Reproduce verbatim the portion of the records that opens with their first line and closes with the line containing "107, 471, 135]", including both of those lines.

═════ Information given

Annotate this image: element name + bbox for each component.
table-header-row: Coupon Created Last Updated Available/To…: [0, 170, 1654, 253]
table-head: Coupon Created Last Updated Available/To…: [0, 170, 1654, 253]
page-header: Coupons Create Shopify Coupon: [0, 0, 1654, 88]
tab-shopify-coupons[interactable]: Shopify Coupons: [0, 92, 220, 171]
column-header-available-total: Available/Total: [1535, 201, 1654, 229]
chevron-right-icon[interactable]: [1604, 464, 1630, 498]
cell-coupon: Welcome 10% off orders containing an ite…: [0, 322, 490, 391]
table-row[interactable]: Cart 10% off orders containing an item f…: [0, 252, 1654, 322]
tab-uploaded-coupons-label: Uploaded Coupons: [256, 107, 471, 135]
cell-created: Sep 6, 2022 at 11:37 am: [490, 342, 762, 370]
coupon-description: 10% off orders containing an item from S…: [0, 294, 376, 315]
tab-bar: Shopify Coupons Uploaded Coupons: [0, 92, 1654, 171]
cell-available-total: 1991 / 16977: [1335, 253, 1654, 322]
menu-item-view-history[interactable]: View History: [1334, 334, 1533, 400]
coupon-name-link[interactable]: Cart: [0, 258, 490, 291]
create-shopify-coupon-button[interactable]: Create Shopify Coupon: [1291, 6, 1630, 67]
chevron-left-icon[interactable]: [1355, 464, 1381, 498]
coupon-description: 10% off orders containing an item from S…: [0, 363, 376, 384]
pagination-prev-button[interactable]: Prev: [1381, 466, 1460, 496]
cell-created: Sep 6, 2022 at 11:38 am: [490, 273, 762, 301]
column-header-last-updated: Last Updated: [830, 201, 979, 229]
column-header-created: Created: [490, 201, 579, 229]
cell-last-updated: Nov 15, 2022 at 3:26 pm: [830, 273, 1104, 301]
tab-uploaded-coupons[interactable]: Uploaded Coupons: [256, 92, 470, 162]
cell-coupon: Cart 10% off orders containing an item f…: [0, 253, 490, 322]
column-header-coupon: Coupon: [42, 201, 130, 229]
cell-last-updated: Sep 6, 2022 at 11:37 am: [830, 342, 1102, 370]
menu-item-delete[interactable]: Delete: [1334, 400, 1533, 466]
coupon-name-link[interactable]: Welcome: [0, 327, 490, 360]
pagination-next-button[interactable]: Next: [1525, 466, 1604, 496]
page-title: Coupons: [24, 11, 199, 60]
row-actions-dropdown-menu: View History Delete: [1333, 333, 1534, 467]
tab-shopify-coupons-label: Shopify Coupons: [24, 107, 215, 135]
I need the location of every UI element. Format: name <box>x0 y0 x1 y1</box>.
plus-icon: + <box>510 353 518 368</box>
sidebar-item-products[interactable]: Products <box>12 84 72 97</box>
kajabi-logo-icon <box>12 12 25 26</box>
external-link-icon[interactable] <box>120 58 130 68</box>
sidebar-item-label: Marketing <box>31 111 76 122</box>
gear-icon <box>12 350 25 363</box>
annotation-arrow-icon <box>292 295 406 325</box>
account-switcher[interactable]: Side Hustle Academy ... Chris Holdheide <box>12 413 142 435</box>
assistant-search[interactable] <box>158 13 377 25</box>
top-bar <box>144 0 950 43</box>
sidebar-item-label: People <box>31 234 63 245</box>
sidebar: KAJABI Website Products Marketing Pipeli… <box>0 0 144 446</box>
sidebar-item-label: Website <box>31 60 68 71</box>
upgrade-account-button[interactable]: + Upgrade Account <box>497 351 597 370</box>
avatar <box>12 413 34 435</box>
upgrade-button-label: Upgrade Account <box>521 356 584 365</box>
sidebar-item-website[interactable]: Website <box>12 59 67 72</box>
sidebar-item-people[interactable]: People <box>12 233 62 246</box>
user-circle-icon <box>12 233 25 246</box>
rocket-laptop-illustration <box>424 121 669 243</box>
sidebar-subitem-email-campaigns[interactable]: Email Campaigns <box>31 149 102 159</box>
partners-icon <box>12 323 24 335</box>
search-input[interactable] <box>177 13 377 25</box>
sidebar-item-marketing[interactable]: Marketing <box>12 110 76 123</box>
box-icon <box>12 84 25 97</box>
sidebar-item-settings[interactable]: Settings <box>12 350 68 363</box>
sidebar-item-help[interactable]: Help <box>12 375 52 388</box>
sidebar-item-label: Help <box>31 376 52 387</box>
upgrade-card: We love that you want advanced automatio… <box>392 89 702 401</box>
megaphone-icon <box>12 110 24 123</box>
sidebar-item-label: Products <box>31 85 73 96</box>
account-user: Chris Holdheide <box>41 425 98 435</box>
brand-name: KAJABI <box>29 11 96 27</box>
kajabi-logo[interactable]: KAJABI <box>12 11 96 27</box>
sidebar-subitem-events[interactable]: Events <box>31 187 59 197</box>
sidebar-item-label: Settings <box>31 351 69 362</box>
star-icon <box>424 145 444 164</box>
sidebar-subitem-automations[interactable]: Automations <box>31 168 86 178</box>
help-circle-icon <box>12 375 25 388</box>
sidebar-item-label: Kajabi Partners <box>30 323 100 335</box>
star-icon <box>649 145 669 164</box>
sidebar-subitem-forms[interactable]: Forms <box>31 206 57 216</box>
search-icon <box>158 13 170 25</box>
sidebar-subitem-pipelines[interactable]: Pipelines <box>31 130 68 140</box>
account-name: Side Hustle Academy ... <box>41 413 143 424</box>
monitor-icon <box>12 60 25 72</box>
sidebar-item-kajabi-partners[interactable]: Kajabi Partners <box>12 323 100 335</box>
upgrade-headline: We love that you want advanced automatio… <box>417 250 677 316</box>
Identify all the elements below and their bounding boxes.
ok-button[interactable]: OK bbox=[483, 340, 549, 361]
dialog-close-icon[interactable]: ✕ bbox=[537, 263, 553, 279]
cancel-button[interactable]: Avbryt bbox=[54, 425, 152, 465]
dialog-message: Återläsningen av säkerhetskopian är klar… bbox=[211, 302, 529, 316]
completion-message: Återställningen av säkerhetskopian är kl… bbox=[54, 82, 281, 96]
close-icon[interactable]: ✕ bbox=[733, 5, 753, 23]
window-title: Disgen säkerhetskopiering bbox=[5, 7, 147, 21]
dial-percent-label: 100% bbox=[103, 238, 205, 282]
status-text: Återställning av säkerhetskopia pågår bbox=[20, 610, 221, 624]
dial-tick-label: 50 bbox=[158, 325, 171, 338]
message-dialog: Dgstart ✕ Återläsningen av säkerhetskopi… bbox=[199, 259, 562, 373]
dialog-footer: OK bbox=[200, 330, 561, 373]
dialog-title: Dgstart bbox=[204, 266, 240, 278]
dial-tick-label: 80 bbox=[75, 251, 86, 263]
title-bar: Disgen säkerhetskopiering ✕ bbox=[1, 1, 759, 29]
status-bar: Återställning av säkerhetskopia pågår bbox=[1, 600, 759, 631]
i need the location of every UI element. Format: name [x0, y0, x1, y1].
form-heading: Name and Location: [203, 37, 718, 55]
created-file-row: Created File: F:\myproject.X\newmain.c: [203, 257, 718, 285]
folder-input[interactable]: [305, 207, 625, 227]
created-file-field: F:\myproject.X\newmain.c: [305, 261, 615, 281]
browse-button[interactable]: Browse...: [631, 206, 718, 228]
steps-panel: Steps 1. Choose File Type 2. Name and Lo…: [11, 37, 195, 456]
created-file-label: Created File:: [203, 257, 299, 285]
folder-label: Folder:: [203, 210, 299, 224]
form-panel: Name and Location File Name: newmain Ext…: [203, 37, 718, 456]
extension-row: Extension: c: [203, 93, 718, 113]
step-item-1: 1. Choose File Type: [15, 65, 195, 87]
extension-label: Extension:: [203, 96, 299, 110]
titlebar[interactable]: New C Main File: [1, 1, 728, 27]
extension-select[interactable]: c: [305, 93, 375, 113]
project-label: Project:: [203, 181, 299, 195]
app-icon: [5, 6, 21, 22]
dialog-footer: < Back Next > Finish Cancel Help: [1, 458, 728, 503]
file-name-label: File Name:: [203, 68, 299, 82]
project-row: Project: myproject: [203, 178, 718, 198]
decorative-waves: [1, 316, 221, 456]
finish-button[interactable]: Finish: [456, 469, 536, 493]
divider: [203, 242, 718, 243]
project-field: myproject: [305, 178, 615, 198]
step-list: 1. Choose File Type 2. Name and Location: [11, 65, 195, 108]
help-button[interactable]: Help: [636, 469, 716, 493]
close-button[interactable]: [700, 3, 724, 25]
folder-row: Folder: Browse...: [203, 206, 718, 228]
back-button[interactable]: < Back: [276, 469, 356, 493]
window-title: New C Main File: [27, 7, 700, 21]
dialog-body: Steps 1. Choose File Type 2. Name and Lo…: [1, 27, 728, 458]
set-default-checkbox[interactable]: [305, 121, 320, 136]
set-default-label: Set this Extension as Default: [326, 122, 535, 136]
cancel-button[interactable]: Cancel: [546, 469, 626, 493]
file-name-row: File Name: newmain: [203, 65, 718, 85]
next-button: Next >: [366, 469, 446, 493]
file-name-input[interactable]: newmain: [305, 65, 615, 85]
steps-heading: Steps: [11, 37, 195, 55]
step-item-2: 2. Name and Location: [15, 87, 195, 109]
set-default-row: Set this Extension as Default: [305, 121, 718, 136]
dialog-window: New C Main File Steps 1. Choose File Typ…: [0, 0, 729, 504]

══════════

Final result:
Annotate this image: element name + bbox for each component.
table-header-row: Coupon Created Last Updated Available/To…: [0, 170, 1654, 253]
table-head: Coupon Created Last Updated Available/To…: [0, 170, 1654, 253]
page-header: Coupons Create Shopify Coupon: [0, 0, 1654, 88]
tab-shopify-coupons[interactable]: Shopify Coupons: [0, 92, 220, 171]
column-header-available-total: Available/Total: [1535, 201, 1654, 229]
chevron-right-icon[interactable]: [1604, 464, 1630, 498]
cell-coupon: Welcome 10% off orders containing an ite…: [0, 322, 490, 391]
table-row[interactable]: Cart 10% off orders containing an item f…: [0, 252, 1654, 322]
tab-uploaded-coupons-label: Uploaded Coupons: [256, 107, 471, 135]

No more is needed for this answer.